# DATA FOR THE TASK
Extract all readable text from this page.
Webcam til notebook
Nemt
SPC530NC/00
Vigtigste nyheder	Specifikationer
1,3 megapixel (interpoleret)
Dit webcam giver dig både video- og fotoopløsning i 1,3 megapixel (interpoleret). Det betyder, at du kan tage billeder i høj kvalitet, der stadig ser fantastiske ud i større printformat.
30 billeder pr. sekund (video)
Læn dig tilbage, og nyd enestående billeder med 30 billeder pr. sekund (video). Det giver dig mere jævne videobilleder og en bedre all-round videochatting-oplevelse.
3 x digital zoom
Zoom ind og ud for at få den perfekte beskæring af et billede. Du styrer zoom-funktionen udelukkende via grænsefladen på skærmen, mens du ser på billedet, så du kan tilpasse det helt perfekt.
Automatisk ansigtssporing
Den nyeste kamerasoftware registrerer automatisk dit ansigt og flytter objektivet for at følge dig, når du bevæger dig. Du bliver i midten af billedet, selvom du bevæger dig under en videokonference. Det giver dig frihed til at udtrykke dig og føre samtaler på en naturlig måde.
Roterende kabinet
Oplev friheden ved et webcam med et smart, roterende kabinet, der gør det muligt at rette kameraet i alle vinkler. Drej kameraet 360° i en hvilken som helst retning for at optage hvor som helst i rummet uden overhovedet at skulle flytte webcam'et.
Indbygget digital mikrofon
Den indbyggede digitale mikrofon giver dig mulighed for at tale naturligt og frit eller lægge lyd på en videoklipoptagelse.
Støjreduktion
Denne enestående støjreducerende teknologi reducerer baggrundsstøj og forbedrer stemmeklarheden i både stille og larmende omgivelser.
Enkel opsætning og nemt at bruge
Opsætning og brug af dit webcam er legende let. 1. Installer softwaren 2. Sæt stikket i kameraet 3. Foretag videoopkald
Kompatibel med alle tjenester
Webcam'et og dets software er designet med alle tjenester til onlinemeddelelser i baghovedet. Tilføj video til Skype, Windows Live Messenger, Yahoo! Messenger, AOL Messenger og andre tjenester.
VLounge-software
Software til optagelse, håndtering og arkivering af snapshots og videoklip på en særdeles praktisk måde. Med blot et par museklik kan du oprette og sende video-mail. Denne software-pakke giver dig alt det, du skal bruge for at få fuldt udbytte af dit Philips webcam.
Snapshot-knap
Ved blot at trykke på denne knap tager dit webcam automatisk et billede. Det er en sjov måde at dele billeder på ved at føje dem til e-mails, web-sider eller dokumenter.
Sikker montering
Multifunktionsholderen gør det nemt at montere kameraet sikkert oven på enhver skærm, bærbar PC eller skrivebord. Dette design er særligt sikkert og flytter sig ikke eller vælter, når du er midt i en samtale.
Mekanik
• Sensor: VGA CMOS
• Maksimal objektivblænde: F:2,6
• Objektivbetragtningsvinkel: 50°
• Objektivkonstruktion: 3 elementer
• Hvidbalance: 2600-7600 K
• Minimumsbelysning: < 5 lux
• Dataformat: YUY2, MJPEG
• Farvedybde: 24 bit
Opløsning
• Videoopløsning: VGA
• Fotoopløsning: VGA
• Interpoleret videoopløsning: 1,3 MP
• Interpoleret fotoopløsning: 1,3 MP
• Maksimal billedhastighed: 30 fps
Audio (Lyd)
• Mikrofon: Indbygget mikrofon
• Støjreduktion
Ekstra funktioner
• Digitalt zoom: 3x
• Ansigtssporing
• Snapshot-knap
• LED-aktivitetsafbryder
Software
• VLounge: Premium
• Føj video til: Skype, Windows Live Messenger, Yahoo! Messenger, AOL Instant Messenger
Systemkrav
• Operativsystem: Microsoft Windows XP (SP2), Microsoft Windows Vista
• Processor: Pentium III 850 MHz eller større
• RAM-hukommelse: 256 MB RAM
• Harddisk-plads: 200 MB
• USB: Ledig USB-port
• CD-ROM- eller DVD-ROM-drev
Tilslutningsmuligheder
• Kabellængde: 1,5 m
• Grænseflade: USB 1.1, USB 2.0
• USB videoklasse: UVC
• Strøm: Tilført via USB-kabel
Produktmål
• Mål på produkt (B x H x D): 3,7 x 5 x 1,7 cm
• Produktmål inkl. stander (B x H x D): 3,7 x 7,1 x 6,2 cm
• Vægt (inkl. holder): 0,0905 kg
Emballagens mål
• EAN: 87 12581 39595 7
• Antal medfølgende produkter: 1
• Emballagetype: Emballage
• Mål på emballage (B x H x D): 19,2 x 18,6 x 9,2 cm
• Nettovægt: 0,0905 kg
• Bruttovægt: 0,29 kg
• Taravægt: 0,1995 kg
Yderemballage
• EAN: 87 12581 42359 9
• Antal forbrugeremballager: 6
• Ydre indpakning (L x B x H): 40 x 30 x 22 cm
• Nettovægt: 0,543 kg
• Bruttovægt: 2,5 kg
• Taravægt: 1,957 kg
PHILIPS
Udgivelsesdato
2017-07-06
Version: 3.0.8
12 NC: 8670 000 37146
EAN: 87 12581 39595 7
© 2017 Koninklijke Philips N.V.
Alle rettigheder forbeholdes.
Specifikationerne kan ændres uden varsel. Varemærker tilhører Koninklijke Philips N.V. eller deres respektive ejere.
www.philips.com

# TO BE DONE
Extract every entry above as it appears.

# WRITTEN SOLUTION
Extract all readable text from this page.
Webcam til notebook
Nemt
SPC530NC/00
Vigtigste nyheder	Specifikationer
1,3 megapixel (interpoleret)
Dit webcam giver dig både video- og fotoopløsning i 1,3 megapixel (interpoleret). Det betyder, at du kan tage billeder i høj kvalitet, der stadig ser fantastiske ud i større printformat.
30 billeder pr. sekund (video)
Læn dig tilbage, og nyd enestående billeder med 30 billeder pr. sekund (video). Det giver dig mere jævne videobilleder og en bedre all-round videochatting-oplevelse.
3 x digital zoom
Zoom ind og ud for at få den perfekte beskæring af et billede. Du styrer zoom-funktionen udelukkende via grænsefladen på skærmen, mens du ser på billedet, så du kan tilpasse det helt perfekt.
Automatisk ansigtssporing
Den nyeste kamerasoftware registrerer automatisk dit ansigt og flytter objektivet for at følge dig, når du bevæger dig. Du bliver i midten af billedet, selvom du bevæger dig under en videokonference. Det giver dig frihed til at udtrykke dig og føre samtaler på en naturlig måde.
Roterende kabinet
Oplev friheden ved et webcam med et smart, roterende kabinet, der gør det muligt at rette kameraet i alle vinkler. Drej kameraet 360° i en hvilken som helst retning for at optage hvor som helst i rummet uden overhovedet at skulle flytte webcam'et.
Indbygget digital mikrofon
Den indbyggede digitale mikrofon giver dig mulighed for at tale naturligt og frit eller lægge lyd på en videoklipoptagelse.
Støjreduktion
Denne enestående støjreducerende teknologi reducerer baggrundsstøj og forbedrer stemmeklarheden i både stille og larmende omgivelser.
Enkel opsætning og nemt at bruge
Opsætning og brug af dit webcam er legende let. 1. Installer softwaren 2. Sæt stikket i kameraet 3. Foretag videoopkald
Kompatibel med alle tjenester
Webcam'et og dets software er designet med alle tjenester til onlinemeddelelser i baghovedet. Tilføj video til Skype, Windows Live Messenger, Yahoo! Messenger, AOL Messenger og andre tjenester.
VLounge-software
Software til optagelse, håndtering og arkivering af snapshots og videoklip på en særdeles praktisk måde. Med blot et par museklik kan du oprette og sende video-mail. Denne software-pakke giver dig alt det, du skal bruge for at få fuldt udbytte af dit Philips webcam.
Snapshot-knap
Ved blot at trykke på denne knap tager dit webcam automatisk et billede. Det er en sjov måde at dele billeder på ved at føje dem til e-mails, web-sider eller dokumenter.
Sikker montering
Multifunktionsholderen gør det nemt at montere kameraet sikkert oven på enhver skærm, bærbar PC eller skrivebord. Dette design er særligt sikkert og flytter sig ikke eller vælter, når du er midt i en samtale.
Mekanik
• Sensor: VGA CMOS
• Maksimal objektivblænde: F:2,6
• Objektivbetragtningsvinkel: 50°
• Objektivkonstruktion: 3 elementer
• Hvidbalance: 2600-7600 K
• Minimumsbelysning: < 5 lux
• Dataformat: YUY2, MJPEG
• Farvedybde: 24 bit
Opløsning
• Videoopløsning: VGA
• Fotoopløsning: VGA
• Interpoleret videoopløsning: 1,3 MP
• Interpoleret fotoopløsning: 1,3 MP
• Maksimal billedhastighed: 30 fps
Audio (Lyd)
• Mikrofon: Indbygget mikrofon
• Støjreduktion
Ekstra funktioner
• Digitalt zoom: 3x
• Ansigtssporing
• Snapshot-knap
• LED-aktivitetsafbryder
Software
• VLounge: Premium
• Føj video til: Skype, Windows Live Messenger, Yahoo! Messenger, AOL Instant Messenger
Systemkrav
• Operativsystem: Microsoft Windows XP (SP2), Microsoft Windows Vista
• Processor: Pentium III 850 MHz eller større
• RAM-hukommelse: 256 MB RAM
• Harddisk-plads: 200 MB
• USB: Ledig USB-port
• CD-ROM- eller DVD-ROM-drev
Tilslutningsmuligheder
• Kabellængde: 1,5 m
• Grænseflade: USB 1.1, USB 2.0
• USB videoklasse: UVC
• Strøm: Tilført via USB-kabel
Produktmål
• Mål på produkt (B x H x D): 3,7 x 5 x 1,7 cm
• Produktmål inkl. stander (B x H x D): 3,7 x 7,1 x 6,2 cm
• Vægt (inkl. holder): 0,0905 kg
Emballagens mål
• EAN: 87 12581 39595 7
• Antal medfølgende produkter: 1
• Emballagetype: Emballage
• Mål på emballage (B x H x D): 19,2 x 18,6 x 9,2 cm
• Nettovægt: 0,0905 kg
• Bruttovægt: 0,29 kg
• Taravægt: 0,1995 kg
Yderemballage
• EAN: 87 12581 42359 9
• Antal forbrugeremballager: 6
• Ydre indpakning (L x B x H): 40 x 30 x 22 cm
• Nettovægt: 0,543 kg
• Bruttovægt: 2,5 kg
• Taravægt: 1,957 kg
PHILIPS
Udgivelsesdato
2017-07-06
Version: 3.0.8
12 NC: 8670 000 37146
EAN: 87 12581 39595 7
© 2017 Koninklijke Philips N.V.
Alle rettigheder forbeholdes.
Specifikationerne kan ændres uden varsel. Varemærker tilhører Koninklijke Philips N.V. eller deres respektive ejere.
www.philips.com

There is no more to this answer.